Dataset:
## Begin

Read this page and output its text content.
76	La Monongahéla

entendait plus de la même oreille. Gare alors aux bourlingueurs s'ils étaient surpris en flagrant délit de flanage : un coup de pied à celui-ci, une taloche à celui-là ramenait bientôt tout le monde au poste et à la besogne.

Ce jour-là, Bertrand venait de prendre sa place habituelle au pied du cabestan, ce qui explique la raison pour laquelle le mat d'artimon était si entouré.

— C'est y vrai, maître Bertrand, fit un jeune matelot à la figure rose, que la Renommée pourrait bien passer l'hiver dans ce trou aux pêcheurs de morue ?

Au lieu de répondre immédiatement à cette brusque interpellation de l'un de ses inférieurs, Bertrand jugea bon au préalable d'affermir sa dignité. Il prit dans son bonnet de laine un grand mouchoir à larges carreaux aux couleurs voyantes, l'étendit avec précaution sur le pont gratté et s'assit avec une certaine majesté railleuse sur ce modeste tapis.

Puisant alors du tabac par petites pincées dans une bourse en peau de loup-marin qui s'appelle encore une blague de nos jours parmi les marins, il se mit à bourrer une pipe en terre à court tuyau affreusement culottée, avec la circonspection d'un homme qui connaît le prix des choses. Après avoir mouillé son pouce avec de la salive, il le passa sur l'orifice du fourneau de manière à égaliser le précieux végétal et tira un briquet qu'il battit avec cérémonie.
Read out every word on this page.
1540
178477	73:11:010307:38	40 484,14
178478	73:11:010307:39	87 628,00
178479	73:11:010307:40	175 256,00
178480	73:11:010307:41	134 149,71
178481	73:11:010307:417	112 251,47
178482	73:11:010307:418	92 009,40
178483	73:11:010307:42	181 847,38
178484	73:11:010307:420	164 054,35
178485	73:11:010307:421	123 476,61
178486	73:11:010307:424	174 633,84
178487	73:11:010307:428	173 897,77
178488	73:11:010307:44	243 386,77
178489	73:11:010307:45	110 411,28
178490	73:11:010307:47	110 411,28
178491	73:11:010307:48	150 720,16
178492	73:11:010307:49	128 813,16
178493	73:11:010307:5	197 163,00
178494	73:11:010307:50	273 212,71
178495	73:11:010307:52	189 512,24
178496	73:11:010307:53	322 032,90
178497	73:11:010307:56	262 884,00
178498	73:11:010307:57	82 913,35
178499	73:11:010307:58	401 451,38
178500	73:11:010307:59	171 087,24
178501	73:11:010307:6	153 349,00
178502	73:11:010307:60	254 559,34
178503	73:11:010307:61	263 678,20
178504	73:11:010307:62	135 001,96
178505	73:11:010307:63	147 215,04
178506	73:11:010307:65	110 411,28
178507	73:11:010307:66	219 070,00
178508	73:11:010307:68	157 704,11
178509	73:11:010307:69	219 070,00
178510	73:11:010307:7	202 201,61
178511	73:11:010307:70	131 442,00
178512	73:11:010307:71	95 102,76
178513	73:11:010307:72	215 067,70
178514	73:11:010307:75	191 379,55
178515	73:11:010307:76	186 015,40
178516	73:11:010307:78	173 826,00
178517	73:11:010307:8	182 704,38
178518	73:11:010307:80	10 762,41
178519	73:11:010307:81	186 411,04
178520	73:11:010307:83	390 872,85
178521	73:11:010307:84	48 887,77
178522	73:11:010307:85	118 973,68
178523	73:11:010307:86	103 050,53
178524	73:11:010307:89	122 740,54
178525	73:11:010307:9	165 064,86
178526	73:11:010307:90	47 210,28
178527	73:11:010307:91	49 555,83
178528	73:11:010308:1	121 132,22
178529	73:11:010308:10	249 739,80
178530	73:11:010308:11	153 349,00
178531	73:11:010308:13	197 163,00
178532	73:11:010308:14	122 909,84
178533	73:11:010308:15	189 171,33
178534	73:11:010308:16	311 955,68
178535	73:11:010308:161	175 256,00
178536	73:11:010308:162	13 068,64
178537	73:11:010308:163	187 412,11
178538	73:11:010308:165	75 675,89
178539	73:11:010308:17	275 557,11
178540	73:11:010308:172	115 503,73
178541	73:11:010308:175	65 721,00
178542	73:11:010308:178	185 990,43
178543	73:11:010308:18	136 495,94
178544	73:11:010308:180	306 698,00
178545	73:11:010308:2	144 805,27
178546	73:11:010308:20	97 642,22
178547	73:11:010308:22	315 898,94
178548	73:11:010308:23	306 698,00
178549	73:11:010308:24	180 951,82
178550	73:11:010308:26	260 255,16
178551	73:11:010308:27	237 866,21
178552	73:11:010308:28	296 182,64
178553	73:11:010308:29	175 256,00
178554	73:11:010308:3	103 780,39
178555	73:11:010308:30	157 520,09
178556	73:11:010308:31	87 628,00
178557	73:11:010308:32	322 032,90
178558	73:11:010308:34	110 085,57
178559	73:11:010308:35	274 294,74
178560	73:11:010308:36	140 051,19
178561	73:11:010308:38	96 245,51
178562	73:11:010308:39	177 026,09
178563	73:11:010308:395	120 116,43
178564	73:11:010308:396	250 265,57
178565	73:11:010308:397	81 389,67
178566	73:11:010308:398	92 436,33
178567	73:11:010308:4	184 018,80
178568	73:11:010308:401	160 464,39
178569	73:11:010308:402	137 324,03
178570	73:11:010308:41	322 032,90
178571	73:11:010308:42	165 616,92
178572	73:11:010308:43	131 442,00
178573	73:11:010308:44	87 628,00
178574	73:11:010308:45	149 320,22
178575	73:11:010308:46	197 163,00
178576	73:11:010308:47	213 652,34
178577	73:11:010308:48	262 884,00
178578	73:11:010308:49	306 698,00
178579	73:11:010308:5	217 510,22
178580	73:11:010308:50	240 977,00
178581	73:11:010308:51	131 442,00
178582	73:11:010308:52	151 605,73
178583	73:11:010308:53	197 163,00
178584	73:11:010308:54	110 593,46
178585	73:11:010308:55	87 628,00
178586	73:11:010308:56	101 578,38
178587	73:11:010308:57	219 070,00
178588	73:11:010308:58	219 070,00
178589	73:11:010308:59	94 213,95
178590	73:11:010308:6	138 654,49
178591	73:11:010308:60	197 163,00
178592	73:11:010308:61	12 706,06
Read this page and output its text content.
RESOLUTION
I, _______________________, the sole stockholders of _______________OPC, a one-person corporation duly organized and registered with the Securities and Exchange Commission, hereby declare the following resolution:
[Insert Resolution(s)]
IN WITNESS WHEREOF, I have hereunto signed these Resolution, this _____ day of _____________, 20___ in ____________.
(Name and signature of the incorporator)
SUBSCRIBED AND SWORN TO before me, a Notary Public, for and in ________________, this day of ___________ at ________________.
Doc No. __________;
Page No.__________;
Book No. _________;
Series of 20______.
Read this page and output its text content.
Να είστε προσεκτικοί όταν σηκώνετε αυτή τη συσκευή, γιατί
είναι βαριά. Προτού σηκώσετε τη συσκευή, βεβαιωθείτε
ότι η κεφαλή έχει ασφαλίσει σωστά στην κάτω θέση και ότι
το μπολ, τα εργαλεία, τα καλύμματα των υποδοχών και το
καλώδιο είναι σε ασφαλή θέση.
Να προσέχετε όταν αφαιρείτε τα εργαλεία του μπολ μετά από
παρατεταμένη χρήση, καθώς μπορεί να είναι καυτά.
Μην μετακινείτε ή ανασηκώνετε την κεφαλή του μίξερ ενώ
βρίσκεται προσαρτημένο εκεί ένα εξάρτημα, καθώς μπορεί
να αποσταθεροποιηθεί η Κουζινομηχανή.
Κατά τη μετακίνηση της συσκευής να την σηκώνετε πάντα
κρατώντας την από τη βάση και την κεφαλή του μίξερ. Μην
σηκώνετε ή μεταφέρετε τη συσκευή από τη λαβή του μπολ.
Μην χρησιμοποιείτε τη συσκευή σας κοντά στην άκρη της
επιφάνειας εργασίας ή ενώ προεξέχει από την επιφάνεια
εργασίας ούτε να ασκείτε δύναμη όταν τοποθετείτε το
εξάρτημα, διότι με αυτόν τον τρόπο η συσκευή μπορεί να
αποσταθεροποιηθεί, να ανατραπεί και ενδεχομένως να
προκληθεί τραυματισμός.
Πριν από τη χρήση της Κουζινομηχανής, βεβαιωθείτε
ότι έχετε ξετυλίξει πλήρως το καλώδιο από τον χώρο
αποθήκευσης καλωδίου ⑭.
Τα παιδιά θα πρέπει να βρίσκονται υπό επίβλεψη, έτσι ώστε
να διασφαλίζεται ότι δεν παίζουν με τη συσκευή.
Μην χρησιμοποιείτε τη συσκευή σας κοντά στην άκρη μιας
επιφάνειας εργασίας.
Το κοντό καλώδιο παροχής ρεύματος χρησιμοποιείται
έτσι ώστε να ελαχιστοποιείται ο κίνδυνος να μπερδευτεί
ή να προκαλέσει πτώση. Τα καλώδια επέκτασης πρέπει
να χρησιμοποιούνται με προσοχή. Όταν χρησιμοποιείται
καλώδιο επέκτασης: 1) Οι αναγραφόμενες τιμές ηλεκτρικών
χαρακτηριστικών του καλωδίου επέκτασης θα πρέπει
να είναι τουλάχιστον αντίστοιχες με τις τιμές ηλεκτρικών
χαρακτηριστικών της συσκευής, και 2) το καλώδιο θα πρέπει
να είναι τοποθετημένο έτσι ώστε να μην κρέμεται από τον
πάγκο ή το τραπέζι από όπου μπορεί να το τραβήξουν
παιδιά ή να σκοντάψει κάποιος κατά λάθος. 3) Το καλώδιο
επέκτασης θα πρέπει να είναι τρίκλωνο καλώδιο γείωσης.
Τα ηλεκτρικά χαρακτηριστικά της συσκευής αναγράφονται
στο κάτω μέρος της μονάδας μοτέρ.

## End

Copy every line in the entries above that has the string "ηλεκτρικών" in it.

Answer in full:
καλώδιο επέκτασης: 1) Οι αναγραφόμενες τιμές ηλεκτρικών
να είναι τουλάχιστον αντίστοιχες με τις τιμές ηλεκτρικών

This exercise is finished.